Collected data entries:
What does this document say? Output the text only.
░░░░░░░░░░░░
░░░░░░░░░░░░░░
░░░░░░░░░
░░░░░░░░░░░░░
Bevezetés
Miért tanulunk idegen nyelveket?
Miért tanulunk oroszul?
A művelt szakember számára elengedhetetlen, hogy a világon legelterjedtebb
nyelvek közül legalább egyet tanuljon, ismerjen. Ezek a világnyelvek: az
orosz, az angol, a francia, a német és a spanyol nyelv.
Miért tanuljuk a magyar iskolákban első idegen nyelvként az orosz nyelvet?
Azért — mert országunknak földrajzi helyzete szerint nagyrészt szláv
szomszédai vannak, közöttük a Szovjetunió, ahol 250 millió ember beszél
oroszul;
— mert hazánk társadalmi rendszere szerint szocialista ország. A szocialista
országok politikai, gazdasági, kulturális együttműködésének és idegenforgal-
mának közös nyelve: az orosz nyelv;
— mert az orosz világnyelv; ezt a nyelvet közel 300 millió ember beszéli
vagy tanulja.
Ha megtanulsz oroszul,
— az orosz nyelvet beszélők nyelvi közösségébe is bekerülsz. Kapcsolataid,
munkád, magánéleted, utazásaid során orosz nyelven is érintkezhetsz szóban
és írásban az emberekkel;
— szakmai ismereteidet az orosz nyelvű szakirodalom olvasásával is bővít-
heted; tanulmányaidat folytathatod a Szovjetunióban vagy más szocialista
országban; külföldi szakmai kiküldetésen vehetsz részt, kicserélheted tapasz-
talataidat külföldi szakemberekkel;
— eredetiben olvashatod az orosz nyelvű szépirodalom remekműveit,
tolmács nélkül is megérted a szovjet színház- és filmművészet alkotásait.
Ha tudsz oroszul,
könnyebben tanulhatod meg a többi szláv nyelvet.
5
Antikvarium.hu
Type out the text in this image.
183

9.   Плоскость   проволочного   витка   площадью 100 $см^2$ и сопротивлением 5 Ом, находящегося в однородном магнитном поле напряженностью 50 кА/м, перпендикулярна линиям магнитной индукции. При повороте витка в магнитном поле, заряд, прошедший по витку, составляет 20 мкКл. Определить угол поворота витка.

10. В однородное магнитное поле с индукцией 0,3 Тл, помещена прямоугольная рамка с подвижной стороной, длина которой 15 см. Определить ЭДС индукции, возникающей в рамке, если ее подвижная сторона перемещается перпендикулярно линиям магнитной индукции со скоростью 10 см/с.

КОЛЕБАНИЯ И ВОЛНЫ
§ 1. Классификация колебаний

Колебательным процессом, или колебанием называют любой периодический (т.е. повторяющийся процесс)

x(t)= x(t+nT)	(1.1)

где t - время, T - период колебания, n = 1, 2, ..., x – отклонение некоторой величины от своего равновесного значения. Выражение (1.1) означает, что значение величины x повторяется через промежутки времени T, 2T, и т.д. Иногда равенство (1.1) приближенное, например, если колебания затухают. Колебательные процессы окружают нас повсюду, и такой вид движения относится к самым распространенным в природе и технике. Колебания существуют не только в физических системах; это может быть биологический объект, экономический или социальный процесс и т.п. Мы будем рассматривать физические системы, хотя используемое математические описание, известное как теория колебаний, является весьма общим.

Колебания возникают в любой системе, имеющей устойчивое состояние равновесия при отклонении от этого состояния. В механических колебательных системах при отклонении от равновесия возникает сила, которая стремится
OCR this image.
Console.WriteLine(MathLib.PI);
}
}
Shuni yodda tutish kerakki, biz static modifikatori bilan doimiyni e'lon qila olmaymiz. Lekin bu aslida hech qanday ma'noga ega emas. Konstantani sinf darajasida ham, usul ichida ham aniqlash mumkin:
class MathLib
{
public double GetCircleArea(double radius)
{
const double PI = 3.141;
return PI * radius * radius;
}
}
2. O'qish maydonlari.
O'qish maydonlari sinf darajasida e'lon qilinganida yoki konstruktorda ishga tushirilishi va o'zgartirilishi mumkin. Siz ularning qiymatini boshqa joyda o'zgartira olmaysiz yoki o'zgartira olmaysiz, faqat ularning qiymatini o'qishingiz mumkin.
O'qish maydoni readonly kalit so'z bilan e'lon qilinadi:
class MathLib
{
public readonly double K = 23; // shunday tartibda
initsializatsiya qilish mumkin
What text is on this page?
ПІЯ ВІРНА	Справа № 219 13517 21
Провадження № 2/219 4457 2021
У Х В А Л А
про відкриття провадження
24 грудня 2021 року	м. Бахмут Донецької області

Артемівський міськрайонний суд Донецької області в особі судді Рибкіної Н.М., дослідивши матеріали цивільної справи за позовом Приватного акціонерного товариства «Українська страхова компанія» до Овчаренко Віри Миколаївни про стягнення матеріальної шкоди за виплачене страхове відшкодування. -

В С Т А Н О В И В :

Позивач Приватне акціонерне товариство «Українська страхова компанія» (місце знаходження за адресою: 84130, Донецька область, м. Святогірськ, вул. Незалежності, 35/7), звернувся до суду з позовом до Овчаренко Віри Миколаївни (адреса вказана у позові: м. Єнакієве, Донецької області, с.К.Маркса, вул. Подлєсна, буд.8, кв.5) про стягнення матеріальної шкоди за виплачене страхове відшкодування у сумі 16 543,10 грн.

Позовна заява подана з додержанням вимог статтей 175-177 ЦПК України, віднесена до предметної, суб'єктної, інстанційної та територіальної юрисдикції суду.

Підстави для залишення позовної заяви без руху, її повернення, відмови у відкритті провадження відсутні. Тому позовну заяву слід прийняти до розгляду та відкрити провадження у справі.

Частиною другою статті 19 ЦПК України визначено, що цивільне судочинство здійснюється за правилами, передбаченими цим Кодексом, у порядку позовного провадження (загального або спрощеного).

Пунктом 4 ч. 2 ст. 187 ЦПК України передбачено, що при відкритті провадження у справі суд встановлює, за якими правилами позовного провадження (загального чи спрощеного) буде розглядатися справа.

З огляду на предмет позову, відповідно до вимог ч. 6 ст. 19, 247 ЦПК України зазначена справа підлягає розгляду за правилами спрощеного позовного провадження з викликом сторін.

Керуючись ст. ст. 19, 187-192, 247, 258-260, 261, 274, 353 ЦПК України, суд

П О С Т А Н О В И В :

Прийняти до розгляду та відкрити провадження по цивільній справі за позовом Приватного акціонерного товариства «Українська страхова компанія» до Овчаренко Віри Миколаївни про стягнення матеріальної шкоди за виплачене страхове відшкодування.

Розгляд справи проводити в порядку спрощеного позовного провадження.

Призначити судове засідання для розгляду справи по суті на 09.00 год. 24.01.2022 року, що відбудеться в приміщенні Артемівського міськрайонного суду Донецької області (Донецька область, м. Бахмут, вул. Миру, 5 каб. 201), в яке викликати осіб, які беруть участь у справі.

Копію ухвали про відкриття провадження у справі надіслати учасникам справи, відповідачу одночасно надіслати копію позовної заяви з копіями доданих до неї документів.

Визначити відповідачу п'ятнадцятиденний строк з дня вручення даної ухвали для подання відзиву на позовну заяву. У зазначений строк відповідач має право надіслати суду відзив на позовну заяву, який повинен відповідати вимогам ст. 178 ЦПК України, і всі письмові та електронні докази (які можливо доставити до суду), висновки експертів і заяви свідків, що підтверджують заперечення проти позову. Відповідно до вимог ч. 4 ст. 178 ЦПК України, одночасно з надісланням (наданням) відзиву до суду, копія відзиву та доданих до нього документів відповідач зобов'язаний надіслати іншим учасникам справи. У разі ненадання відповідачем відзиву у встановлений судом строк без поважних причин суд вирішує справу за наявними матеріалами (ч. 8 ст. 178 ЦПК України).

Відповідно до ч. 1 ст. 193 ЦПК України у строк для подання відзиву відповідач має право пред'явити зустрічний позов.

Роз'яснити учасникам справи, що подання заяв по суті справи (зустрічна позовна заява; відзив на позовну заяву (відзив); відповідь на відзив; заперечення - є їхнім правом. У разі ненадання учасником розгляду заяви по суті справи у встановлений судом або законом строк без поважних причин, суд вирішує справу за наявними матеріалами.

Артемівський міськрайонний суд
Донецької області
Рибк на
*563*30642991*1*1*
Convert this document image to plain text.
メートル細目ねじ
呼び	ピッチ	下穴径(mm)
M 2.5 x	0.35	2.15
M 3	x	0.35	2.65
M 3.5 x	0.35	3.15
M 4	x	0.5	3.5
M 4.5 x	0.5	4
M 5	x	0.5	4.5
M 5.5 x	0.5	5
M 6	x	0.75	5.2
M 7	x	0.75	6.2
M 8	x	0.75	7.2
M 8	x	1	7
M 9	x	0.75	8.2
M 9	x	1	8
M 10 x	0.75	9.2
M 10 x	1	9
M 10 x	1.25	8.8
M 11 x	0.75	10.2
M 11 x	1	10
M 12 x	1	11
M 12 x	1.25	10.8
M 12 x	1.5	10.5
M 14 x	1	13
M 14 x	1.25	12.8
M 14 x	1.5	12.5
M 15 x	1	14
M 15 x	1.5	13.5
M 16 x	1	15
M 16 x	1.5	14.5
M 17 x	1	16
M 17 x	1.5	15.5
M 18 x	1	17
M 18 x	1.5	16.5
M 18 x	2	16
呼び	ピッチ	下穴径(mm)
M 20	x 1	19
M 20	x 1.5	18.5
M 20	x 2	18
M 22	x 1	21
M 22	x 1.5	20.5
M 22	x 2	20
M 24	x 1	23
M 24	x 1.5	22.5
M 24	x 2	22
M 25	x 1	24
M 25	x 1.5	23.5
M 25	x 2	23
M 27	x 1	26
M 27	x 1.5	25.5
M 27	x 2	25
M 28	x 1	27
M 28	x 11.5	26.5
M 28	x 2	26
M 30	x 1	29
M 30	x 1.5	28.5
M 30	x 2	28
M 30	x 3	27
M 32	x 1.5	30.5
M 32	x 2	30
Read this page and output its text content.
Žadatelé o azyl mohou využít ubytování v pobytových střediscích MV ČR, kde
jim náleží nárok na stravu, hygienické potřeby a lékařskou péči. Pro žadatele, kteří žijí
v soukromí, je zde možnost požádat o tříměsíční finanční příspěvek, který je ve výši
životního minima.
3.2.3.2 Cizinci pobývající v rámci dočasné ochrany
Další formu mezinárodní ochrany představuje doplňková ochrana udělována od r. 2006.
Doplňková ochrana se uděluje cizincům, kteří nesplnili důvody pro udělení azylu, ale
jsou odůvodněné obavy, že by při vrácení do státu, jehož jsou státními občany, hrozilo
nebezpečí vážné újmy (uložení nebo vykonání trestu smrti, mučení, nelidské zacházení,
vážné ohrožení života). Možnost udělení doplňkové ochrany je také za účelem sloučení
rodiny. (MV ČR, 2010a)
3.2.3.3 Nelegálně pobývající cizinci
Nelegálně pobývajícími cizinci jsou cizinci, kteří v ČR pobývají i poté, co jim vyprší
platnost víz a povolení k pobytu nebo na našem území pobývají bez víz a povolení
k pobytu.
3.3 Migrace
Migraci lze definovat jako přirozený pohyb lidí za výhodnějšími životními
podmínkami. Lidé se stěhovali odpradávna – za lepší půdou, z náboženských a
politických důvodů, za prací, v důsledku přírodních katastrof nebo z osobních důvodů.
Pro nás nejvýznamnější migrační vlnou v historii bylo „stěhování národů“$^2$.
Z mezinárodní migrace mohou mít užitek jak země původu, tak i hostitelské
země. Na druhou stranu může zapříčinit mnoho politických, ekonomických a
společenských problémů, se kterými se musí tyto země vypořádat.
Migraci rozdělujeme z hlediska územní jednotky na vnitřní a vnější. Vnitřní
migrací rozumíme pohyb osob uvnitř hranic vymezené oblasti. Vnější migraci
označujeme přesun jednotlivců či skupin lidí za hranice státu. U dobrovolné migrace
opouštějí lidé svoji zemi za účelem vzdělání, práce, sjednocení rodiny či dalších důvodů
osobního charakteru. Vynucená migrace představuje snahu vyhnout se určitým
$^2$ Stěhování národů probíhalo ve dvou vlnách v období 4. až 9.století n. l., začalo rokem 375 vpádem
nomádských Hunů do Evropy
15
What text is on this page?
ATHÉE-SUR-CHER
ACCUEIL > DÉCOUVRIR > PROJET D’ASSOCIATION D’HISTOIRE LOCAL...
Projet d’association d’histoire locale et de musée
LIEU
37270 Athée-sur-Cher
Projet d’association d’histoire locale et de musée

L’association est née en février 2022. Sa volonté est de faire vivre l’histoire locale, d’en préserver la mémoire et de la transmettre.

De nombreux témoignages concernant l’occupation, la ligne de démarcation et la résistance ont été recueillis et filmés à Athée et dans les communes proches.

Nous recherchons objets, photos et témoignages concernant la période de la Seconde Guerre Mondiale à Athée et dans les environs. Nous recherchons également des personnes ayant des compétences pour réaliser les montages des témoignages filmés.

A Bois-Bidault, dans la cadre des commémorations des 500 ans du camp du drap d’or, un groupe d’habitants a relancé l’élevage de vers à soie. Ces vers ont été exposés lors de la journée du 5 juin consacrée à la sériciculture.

WHAT THE TASK ASKS: Looking at the records above, say how many lines hold the string "double". Write nothing but the number.

COMPLETED TASK: 3